DATA FOR THIS EXERCISE →
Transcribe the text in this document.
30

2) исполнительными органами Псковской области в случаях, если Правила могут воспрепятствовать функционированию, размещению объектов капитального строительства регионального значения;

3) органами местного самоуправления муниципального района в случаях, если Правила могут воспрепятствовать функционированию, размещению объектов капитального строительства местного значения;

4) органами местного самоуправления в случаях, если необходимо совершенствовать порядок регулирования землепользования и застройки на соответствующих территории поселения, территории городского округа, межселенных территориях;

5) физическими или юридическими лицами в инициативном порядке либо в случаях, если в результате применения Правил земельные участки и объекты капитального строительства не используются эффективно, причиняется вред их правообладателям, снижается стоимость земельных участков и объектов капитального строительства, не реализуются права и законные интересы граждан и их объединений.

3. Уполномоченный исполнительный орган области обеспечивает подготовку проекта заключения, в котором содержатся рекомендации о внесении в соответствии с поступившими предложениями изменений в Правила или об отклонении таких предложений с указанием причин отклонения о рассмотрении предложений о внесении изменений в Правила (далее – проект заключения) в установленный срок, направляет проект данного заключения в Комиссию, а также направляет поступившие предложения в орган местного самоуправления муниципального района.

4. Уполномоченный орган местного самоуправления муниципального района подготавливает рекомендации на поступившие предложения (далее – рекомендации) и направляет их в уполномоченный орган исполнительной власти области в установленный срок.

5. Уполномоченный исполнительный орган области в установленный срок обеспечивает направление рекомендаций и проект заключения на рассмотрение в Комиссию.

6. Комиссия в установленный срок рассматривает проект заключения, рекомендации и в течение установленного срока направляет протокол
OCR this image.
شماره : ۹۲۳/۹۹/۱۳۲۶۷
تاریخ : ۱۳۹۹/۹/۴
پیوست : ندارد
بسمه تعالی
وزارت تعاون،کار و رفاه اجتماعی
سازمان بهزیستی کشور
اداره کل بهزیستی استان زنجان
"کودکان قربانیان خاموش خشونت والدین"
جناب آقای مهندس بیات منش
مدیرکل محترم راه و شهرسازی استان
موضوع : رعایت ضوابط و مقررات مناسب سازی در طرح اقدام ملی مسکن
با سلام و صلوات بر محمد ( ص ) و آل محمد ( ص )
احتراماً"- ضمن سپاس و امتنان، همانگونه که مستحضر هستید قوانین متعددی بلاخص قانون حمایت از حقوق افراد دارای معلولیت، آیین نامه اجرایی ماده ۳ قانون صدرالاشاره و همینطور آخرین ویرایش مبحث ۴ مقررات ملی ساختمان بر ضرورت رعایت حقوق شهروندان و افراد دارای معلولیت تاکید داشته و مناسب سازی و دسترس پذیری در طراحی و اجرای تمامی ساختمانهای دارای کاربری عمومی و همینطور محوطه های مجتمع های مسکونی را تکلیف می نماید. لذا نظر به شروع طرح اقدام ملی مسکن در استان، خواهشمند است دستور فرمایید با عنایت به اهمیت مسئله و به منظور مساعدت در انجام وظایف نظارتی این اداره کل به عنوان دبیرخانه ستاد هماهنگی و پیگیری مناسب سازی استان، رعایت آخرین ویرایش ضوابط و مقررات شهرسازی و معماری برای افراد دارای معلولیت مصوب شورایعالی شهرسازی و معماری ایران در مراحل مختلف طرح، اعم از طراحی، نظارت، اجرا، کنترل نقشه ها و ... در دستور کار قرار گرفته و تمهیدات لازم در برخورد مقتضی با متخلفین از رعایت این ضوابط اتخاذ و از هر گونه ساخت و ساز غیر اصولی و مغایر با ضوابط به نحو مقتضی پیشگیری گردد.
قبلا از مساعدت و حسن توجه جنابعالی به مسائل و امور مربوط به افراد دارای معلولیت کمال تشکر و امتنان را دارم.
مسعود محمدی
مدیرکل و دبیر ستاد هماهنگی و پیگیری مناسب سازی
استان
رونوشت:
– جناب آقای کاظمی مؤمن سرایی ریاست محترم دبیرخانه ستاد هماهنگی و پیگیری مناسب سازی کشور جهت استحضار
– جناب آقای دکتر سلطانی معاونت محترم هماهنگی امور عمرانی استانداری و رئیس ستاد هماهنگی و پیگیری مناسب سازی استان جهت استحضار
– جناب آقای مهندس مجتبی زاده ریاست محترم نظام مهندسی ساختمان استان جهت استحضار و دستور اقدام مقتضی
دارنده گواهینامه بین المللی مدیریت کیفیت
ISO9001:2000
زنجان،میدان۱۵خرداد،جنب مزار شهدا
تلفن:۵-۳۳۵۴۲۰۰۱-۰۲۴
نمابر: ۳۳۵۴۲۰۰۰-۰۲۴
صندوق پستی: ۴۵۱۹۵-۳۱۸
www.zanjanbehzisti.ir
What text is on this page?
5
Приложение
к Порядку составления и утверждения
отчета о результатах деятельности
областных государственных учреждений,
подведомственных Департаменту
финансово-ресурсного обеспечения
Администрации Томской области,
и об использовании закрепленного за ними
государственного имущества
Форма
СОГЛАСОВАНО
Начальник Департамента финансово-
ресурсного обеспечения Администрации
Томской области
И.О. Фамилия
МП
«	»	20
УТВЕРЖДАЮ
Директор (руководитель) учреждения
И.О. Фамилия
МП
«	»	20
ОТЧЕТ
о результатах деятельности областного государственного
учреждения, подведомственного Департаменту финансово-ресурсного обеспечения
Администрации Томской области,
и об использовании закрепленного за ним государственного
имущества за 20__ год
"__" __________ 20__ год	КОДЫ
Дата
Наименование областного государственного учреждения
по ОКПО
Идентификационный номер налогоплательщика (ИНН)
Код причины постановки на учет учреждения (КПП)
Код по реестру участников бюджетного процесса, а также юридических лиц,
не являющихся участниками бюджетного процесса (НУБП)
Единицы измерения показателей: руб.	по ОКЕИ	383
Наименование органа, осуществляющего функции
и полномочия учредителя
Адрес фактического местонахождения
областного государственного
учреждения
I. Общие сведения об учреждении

WRITTEN INSTRUCTION → Repeat the data above exactly.

TASK SOLUTION →
Transcribe the text in this document.
30

2) исполнительными органами Псковской области в случаях, если Правила могут воспрепятствовать функционированию, размещению объектов капитального строительства регионального значения;

3) органами местного самоуправления муниципального района в случаях, если Правила могут воспрепятствовать функционированию, размещению объектов капитального строительства местного значения;

4) органами местного самоуправления в случаях, если необходимо совершенствовать порядок регулирования землепользования и застройки на соответствующих территории поселения, территории городского округа, межселенных территориях;

5) физическими или юридическими лицами в инициативном порядке либо в случаях, если в результате применения Правил земельные участки и объекты капитального строительства не используются эффективно, причиняется вред их правообладателям, снижается стоимость земельных участков и объектов капитального строительства, не реализуются права и законные интересы граждан и их объединений.

3. Уполномоченный исполнительный орган области обеспечивает подготовку проекта заключения, в котором содержатся рекомендации о внесении в соответствии с поступившими предложениями изменений в Правила или об отклонении таких предложений с указанием причин отклонения о рассмотрении предложений о внесении изменений в Правила (далее – проект заключения) в установленный срок, направляет проект данного заключения в Комиссию, а также направляет поступившие предложения в орган местного самоуправления муниципального района.

4. Уполномоченный орган местного самоуправления муниципального района подготавливает рекомендации на поступившие предложения (далее – рекомендации) и направляет их в уполномоченный орган исполнительной власти области в установленный срок.

5. Уполномоченный исполнительный орган области в установленный срок обеспечивает направление рекомендаций и проект заключения на рассмотрение в Комиссию.

6. Комиссия в установленный срок рассматривает проект заключения, рекомендации и в течение установленного срока направляет протокол
OCR this image.
شماره : ۹۲۳/۹۹/۱۳۲۶۷
تاریخ : ۱۳۹۹/۹/۴
پیوست : ندارد
بسمه تعالی
وزارت تعاون،کار و رفاه اجتماعی
سازمان بهزیستی کشور
اداره کل بهزیستی استان زنجان
"کودکان قربانیان خاموش خشونت والدین"
جناب آقای مهندس بیات منش
مدیرکل محترم راه و شهرسازی استان
موضوع : رعایت ضوابط و مقررات مناسب سازی در طرح اقدام ملی مسکن
با سلام و صلوات بر محمد ( ص ) و آل محمد ( ص )
احتراماً"- ضمن سپاس و امتنان، همانگونه که مستحضر هستید قوانین متعددی بلاخص قانون حمایت از حقوق افراد دارای معلولیت، آیین نامه اجرایی ماده ۳ قانون صدرالاشاره و همینطور آخرین ویرایش مبحث ۴ مقررات ملی ساختمان بر ضرورت رعایت حقوق شهروندان و افراد دارای معلولیت تاکید داشته و مناسب سازی و دسترس پذیری در طراحی و اجرای تمامی ساختمانهای دارای کاربری عمومی و همینطور محوطه های مجتمع های مسکونی را تکلیف می نماید. لذا نظر به شروع طرح اقدام ملی مسکن در استان، خواهشمند است دستور فرمایید با عنایت به اهمیت مسئله و به منظور مساعدت در انجام وظایف نظارتی این اداره کل به عنوان دبیرخانه ستاد هماهنگی و پیگیری مناسب سازی استان، رعایت آخرین ویرایش ضوابط و مقررات شهرسازی و معماری برای افراد دارای معلولیت مصوب شورایعالی شهرسازی و معماری ایران در مراحل مختلف طرح، اعم از طراحی، نظارت، اجرا، کنترل نقشه ها و ... در دستور کار قرار گرفته و تمهیدات لازم در برخورد مقتضی با متخلفین از رعایت این ضوابط اتخاذ و از هر گونه ساخت و ساز غیر اصولی و مغایر با ضوابط به نحو مقتضی پیشگیری گردد.
قبلا از مساعدت و حسن توجه جنابعالی به مسائل و امور مربوط به افراد دارای معلولیت کمال تشکر و امتنان را دارم.
مسعود محمدی
مدیرکل و دبیر ستاد هماهنگی و پیگیری مناسب سازی
استان
رونوشت:
– جناب آقای کاظمی مؤمن سرایی ریاست محترم دبیرخانه ستاد هماهنگی و پیگیری مناسب سازی کشور جهت استحضار
– جناب آقای دکتر سلطانی معاونت محترم هماهنگی امور عمرانی استانداری و رئیس ستاد هماهنگی و پیگیری مناسب سازی استان جهت استحضار
– جناب آقای مهندس مجتبی زاده ریاست محترم نظام مهندسی ساختمان استان جهت استحضار و دستور اقدام مقتضی
دارنده گواهینامه بین المللی مدیریت کیفیت
ISO9001:2000
زنجان،میدان۱۵خرداد،جنب مزار شهدا
تلفن:۵-۳۳۵۴۲۰۰۱-۰۲۴
نمابر: ۳۳۵۴۲۰۰۰-۰۲۴
صندوق پستی: ۴۵۱۹۵-۳۱۸
www.zanjanbehzisti.ir
What text is on this page?
5
Приложение
к Порядку составления и утверждения
отчета о результатах деятельности
областных государственных учреждений,
подведомственных Департаменту
финансово-ресурсного обеспечения
Администрации Томской области,
и об использовании закрепленного за ними
государственного имущества
Форма
СОГЛАСОВАНО
Начальник Департамента финансово-
ресурсного обеспечения Администрации
Томской области
И.О. Фамилия
МП
«	»	20
УТВЕРЖДАЮ
Директор (руководитель) учреждения
И.О. Фамилия
МП
«	»	20
ОТЧЕТ
о результатах деятельности областного государственного
учреждения, подведомственного Департаменту финансово-ресурсного обеспечения
Администрации Томской области,
и об использовании закрепленного за ним государственного
имущества за 20__ год
"__" __________ 20__ год	КОДЫ
Дата
Наименование областного государственного учреждения
по ОКПО
Идентификационный номер налогоплательщика (ИНН)
Код причины постановки на учет учреждения (КПП)
Код по реестру участников бюджетного процесса, а также юридических лиц,
не являющихся участниками бюджетного процесса (НУБП)
Единицы измерения показателей: руб.	по ОКЕИ	383
Наименование органа, осуществляющего функции
и полномочия учредителя
Адрес фактического местонахождения
областного государственного
учреждения
I. Общие сведения об учреждении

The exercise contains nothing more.